WHAT TO PRODUCE | Your task is to copy each line that has the word "type".

Saved entries |
▼
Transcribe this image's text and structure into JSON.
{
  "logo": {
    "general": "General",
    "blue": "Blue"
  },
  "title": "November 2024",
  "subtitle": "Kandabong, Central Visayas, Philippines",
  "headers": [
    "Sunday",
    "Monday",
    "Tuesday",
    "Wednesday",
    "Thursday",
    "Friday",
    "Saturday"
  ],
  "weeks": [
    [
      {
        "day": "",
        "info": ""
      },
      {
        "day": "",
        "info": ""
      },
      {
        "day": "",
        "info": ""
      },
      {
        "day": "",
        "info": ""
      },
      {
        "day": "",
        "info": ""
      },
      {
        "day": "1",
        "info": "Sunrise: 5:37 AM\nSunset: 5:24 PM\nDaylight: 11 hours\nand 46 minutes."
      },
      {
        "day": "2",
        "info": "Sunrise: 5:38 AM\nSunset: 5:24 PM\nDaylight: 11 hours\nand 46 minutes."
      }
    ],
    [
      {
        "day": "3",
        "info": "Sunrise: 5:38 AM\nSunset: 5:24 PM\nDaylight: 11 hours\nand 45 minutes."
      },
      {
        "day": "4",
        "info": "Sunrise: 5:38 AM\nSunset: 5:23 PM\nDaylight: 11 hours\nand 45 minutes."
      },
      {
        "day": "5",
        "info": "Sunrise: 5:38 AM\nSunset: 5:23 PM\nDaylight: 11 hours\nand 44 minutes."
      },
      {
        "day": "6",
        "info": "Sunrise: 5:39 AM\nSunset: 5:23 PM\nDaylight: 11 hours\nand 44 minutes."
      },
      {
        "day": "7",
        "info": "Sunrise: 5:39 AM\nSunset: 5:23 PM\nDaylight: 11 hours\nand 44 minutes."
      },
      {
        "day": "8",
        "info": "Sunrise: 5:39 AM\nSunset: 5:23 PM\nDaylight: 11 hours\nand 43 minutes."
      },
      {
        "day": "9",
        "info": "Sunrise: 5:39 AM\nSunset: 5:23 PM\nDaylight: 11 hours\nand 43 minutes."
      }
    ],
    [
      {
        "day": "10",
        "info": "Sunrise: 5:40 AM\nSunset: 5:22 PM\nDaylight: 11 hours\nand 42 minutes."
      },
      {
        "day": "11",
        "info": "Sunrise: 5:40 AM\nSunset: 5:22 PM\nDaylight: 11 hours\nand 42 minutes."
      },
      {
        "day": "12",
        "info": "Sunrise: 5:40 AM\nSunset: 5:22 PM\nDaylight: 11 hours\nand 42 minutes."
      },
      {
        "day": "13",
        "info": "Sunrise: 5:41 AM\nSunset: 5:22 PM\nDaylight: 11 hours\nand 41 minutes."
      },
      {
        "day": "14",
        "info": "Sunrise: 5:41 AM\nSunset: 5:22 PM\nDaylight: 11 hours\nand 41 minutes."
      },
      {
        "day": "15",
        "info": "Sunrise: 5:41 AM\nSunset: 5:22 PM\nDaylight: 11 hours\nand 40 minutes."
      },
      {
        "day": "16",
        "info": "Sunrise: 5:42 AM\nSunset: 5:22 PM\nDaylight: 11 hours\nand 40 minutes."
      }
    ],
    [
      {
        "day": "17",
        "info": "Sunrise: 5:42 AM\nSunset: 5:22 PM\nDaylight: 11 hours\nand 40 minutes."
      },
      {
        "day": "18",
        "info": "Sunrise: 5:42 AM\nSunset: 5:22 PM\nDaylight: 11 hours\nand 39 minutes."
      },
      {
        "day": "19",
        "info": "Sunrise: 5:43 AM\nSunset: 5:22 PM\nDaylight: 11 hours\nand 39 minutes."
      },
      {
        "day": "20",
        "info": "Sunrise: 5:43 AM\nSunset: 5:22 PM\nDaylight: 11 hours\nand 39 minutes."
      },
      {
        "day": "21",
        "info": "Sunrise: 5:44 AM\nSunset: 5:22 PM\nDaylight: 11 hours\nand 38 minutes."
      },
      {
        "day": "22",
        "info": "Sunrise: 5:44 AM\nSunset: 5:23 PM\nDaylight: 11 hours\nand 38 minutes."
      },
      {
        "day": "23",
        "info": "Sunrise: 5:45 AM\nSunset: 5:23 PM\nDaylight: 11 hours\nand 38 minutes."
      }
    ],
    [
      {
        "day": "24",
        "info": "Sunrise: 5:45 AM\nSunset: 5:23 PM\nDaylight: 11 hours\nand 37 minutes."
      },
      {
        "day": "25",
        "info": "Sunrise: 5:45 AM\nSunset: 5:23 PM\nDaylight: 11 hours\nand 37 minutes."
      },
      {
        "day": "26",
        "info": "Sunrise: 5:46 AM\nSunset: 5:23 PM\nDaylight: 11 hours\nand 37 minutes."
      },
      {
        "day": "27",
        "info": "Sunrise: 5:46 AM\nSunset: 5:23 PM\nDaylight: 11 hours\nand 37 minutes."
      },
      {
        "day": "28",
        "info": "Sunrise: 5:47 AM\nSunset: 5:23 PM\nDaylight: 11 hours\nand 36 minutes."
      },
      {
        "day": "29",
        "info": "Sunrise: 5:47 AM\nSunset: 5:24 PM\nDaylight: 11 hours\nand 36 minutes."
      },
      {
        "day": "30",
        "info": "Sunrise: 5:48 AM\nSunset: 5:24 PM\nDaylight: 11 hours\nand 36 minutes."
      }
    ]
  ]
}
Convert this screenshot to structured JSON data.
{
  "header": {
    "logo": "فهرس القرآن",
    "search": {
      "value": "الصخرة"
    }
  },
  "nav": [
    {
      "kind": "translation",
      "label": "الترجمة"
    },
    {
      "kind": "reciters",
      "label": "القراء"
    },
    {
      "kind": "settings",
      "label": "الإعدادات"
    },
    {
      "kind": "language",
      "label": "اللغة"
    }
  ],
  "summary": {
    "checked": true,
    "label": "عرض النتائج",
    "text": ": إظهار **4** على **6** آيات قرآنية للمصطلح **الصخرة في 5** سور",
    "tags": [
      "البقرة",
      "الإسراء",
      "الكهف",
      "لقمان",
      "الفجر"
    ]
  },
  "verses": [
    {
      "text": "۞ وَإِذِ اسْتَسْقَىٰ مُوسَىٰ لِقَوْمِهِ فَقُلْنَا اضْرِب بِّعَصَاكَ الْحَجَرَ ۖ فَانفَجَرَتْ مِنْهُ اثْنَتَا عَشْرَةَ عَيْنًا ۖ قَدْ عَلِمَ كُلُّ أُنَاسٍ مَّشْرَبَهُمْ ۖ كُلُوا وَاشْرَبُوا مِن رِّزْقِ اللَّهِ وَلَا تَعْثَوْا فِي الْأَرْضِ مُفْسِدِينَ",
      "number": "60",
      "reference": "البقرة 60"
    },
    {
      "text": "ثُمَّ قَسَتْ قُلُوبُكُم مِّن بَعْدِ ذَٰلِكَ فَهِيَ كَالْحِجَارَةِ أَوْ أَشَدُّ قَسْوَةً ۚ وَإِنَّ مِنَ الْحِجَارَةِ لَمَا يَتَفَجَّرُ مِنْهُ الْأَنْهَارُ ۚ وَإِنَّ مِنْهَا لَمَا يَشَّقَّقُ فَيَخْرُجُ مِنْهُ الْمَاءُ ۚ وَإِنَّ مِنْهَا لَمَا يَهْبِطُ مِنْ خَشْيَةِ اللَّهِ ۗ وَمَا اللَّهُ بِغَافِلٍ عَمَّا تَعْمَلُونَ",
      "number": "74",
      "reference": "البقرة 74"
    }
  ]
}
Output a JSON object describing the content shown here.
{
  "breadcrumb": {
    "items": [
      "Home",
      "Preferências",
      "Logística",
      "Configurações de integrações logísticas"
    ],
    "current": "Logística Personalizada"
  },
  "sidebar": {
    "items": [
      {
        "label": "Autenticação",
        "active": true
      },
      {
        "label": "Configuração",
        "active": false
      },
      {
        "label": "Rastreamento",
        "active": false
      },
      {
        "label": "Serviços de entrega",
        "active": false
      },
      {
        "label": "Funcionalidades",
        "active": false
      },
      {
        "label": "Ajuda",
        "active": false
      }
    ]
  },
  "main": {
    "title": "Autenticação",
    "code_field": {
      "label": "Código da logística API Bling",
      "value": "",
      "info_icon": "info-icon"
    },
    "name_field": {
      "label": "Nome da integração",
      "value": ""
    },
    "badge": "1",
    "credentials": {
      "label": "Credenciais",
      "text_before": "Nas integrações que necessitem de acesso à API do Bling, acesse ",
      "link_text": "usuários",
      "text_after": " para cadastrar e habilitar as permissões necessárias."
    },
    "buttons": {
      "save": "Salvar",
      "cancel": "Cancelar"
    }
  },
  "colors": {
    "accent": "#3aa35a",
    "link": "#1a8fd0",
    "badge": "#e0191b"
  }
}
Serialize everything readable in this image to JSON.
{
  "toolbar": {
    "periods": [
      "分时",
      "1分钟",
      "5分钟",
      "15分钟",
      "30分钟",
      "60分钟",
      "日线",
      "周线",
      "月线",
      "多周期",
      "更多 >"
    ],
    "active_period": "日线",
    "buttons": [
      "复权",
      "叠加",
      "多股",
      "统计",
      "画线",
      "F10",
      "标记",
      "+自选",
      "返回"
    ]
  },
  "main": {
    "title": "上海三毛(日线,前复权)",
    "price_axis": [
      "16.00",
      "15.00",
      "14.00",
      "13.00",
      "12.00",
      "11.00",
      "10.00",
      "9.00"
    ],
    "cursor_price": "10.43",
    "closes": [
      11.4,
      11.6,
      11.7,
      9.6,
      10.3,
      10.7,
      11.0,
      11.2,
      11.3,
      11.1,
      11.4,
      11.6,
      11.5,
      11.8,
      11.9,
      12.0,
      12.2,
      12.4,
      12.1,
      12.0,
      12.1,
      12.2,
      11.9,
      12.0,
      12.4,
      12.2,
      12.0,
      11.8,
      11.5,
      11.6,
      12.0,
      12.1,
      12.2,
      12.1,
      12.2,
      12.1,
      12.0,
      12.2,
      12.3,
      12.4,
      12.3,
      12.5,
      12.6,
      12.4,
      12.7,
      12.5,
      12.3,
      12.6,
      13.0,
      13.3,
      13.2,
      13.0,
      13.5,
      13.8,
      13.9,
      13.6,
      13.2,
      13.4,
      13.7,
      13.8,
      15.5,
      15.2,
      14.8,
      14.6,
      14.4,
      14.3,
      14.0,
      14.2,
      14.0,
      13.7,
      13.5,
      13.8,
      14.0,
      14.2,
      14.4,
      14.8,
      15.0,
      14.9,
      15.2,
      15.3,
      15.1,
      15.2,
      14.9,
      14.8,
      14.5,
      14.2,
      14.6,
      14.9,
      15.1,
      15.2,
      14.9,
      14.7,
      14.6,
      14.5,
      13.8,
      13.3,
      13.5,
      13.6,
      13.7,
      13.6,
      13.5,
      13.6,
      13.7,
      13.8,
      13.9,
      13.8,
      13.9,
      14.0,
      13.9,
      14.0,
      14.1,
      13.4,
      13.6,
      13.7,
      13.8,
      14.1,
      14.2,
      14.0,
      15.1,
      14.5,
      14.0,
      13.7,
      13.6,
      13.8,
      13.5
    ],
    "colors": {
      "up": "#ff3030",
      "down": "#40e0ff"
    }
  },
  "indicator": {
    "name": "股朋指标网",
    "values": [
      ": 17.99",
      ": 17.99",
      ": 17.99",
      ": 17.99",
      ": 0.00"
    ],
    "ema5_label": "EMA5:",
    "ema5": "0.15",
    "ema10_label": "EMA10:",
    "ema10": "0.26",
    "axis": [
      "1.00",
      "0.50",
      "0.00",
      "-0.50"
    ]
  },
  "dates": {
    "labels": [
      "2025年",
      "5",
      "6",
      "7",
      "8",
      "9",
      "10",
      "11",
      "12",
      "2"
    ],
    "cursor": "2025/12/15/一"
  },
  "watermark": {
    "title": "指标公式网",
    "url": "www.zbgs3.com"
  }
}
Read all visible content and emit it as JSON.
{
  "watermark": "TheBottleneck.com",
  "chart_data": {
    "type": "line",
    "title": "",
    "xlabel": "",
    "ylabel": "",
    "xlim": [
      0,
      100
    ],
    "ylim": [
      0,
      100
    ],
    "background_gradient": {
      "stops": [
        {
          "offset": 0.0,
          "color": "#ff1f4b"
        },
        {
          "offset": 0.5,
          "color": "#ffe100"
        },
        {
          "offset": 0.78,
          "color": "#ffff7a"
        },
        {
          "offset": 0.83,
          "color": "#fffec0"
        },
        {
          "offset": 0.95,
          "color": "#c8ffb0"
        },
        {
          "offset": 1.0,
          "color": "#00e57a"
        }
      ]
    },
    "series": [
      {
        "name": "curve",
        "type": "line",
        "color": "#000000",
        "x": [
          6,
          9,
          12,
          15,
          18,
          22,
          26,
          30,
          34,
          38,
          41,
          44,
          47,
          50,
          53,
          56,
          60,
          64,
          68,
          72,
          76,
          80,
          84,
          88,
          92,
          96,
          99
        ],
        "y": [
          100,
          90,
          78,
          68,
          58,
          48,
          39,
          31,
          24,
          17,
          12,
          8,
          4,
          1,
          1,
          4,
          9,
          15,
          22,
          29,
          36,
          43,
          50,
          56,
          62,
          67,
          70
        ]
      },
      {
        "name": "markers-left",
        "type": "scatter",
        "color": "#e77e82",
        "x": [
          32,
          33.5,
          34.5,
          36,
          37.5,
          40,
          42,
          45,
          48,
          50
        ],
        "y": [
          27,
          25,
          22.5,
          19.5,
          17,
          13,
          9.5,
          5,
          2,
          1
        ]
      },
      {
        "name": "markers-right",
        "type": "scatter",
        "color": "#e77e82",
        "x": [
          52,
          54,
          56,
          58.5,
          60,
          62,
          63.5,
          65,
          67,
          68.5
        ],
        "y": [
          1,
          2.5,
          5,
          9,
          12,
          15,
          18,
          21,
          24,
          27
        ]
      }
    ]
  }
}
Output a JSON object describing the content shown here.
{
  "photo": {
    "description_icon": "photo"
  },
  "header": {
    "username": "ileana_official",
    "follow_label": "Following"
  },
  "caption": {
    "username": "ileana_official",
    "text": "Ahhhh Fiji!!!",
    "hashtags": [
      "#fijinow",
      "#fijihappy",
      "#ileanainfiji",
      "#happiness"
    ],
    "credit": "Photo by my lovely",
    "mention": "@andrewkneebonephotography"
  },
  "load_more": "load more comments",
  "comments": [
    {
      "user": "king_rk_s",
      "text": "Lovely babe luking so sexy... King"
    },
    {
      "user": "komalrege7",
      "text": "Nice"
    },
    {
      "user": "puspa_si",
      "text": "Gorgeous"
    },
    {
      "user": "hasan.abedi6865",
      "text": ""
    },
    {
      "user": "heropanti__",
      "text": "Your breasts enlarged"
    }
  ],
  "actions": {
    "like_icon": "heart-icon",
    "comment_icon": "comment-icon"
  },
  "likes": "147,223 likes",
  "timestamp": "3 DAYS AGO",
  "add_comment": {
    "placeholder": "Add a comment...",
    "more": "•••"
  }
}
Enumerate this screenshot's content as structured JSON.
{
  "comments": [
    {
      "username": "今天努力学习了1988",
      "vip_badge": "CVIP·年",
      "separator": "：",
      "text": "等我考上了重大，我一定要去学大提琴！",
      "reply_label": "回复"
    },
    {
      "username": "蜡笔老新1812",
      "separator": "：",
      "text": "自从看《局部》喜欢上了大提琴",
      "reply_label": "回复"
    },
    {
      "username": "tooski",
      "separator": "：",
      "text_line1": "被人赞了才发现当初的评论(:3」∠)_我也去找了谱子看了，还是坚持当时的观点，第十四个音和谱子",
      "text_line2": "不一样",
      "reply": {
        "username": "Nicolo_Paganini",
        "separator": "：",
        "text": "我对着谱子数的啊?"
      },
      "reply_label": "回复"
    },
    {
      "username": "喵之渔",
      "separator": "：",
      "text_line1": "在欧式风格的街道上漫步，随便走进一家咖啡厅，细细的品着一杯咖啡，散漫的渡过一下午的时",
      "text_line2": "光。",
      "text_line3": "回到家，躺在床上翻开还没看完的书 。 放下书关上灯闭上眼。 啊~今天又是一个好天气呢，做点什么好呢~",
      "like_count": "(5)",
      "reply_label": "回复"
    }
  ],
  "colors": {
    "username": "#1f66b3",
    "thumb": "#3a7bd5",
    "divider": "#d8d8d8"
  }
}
▲
FULL OUTPUT |
    "type": "line",
        "type": "line",
        "type": "scatter",
        "type": "scatter",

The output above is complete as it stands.